[Given problem A] From the article on laid-off Wall Street workers, extract the passage starting at "Many of these" and ending at "Mr. Townley's center.".
[Given problem B] In the article on laid-off Wall Street workers, what job did Carlos Araya hold on the New York Mercantile Exchange before losing it in 2007?
[Given problem C] Carry on the article about laid-off Wall Street workers, starting after its final sentence.

[Text extract]
┏━━

Wednesday, June 3, 2009

From Ordering Steak and Lobster, to Serving It

Carlos Araya used to order lobster, filet mignon and $200 bottles of red wine at the Palm Restaurant in midtown Manhattan.

Now, he seats customers at its Tribeca branch.

Mr. Araya, 38 years old, lost his job in 2007 as a crude oil trader on the New York Mercantile Exchange. After visiting dozens of headhunters with no luck, he applied in August 2008 to be a host at the Palm to support his wife, two young daughters and mortgage payments. His salary has plunged from $200,000 to $25,000.

If the financial crisis was the flood, then the Arayas are one of the families standing in the stagnant waters left behind. Some former Wall Street employees, highly trained and accustomed to comfortable salaries, are having trouble translating their specialized skills to other fields that pay well, and instead find themselves forced to accept low-wage work. Now, Mr. Araya is on the brink of losing it all and is doubtful that he will ever return to Wall Street.

And he isn't alone. Nearly 25,000 jobs have been lost in New York City's financial sector since August 2007, according to the New York State Department of Labor. The finance industry in New York is expected to lose 56,800 jobs from the end of 2007 to the beginning of 2012, according to projections from the Independent Budget Office, a publicly funded information agency.

John Carbonaro was let go as a floor clerk by Bank of America in January 2009, and despite his job-hunting efforts, remains a "Mr. Mom." Joe Morrone, a laid-off trading clerk from Prudential, has been unemployed for two years and struggles to support his daughters and grandson. He has had stints as a deli worker, a doorman and a bouncer. "I used to have three cars," Mr. Morrone says. "Now I share one."

The result is an unlikely stream of erstwhile Wall Street pros need help.

"I've got 'em all -- Lehman, AIG, Citi," says Bob Townley, head of Manhattan Youth in Tribeca, an organization that gave the Arayas financial assistance to pay for childcare while they are working. "I can hear it in a parent's voice when there's trouble. Others are too proud to ask for help."

Many of these parents once made donations to Mr. Townley's program. Now they are asking for aid to pay for their kids. Mr. Araya's daughters, ages 6 and 7, are in an after-school program at Mr. Townley's center.

Nowadays, during Mr. Araya's late nights at the Palm, reminders of his old life crop up when former colleagues come in. Some are encouraging and offer hugs. Others sneer, he says. "The way they look at you, you know they're thinking negatively," he says. Some are laid-off like him, and ask if the restaurant is hiring.

┗━━

(Region annotation records)
┏━━

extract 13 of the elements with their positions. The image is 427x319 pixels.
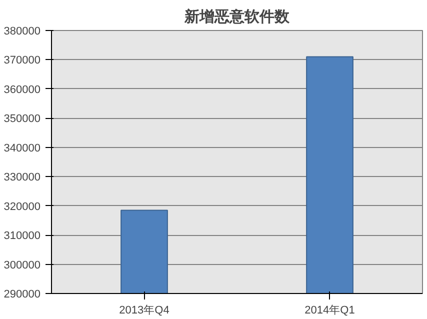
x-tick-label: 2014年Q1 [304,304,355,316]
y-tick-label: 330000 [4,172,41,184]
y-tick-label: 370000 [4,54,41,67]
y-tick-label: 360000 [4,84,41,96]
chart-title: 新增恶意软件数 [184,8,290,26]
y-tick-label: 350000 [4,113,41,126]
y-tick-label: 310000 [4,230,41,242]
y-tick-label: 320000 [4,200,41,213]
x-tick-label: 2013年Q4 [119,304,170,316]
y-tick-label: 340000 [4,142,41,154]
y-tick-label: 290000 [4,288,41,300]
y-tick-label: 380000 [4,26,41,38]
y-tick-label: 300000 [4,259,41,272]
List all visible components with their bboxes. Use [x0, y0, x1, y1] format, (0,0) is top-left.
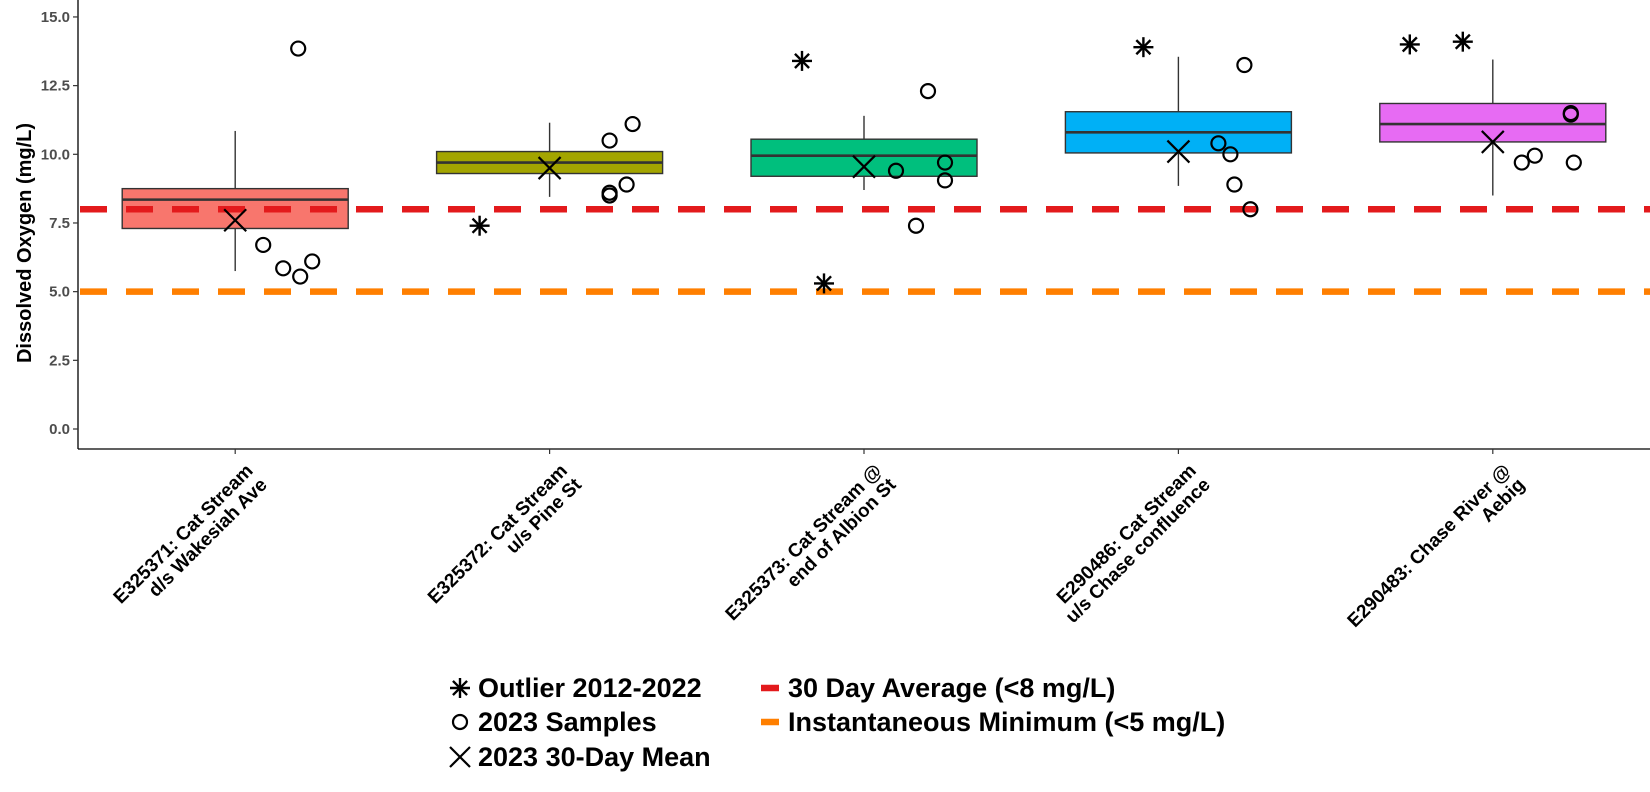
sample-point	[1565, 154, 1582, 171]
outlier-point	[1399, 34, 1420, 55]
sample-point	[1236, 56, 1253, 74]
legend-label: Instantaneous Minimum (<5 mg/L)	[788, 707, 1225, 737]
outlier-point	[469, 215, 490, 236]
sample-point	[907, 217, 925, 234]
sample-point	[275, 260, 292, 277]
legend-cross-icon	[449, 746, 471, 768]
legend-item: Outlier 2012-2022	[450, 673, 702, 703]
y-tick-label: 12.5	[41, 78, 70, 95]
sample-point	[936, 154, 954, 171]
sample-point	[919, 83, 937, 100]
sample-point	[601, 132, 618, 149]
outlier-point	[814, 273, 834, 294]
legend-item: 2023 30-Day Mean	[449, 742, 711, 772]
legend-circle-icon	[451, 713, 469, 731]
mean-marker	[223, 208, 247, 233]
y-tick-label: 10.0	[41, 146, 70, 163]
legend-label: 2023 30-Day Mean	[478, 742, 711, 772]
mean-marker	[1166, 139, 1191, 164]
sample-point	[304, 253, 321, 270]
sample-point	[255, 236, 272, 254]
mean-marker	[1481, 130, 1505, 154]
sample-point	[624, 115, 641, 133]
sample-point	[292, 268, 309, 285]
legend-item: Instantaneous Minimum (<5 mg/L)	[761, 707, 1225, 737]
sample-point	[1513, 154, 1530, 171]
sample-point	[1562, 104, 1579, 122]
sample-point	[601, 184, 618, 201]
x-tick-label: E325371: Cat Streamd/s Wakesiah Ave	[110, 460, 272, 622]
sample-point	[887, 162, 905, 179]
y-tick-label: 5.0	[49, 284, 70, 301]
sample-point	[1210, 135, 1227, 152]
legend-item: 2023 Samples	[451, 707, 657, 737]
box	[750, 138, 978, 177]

┗━━

[Exercise answer A]
Many of these parents once made donations to Mr. Townley's program. Now they are asking for aid to pay for their kids. Mr. Araya's daughters, ages 6 and 7, are in an after-school program at Mr. Townley's center.

[Exercise answer B] He was a crude oil trader.

[Exercise answer C]
As a host, Mr. Araya wears a suit and tie. He's on his feet most of the day, either escorting guests to tables or manning the podium at the front, answering phone calls, managing reservations on the computer and fielding orders from wait staff and managers.

Although he's thankful for the work at the Palm, paydays can be bittersweet. "At the end of the week, I get my paycheck," he says, "and I think, 'I used to make this much in a day.' "

Matthew Craig/MJR for The Wall Street Journal
In Carlos Araya's new job as a host at New York City's Palm Restaurant, he sometimes seats colleagues from his former life on Wall Street.

Mr. Araya's wife, Dennise, has gone back to work as an administrative assistant for a construction company and leaves home at 6 a.m. Mr. Araya often works until one or two in the morning and on weekends, leaving little time for the family to be together. He calls his daughters every night during his break at the restaurant on his cellphone to say good night.

Mr. Araya now is the one who gets his children ready for school. He's learned to tie pony tails, inadvertently shrunk sweaters in the wash and knows which grocery store has the best price on milk.

The Arayas stopped dining out, pulled their daughters out of ballet and tumbling classes, and dropped cable television -- even though the flat screen he bought when they first moved in still sits in the living room.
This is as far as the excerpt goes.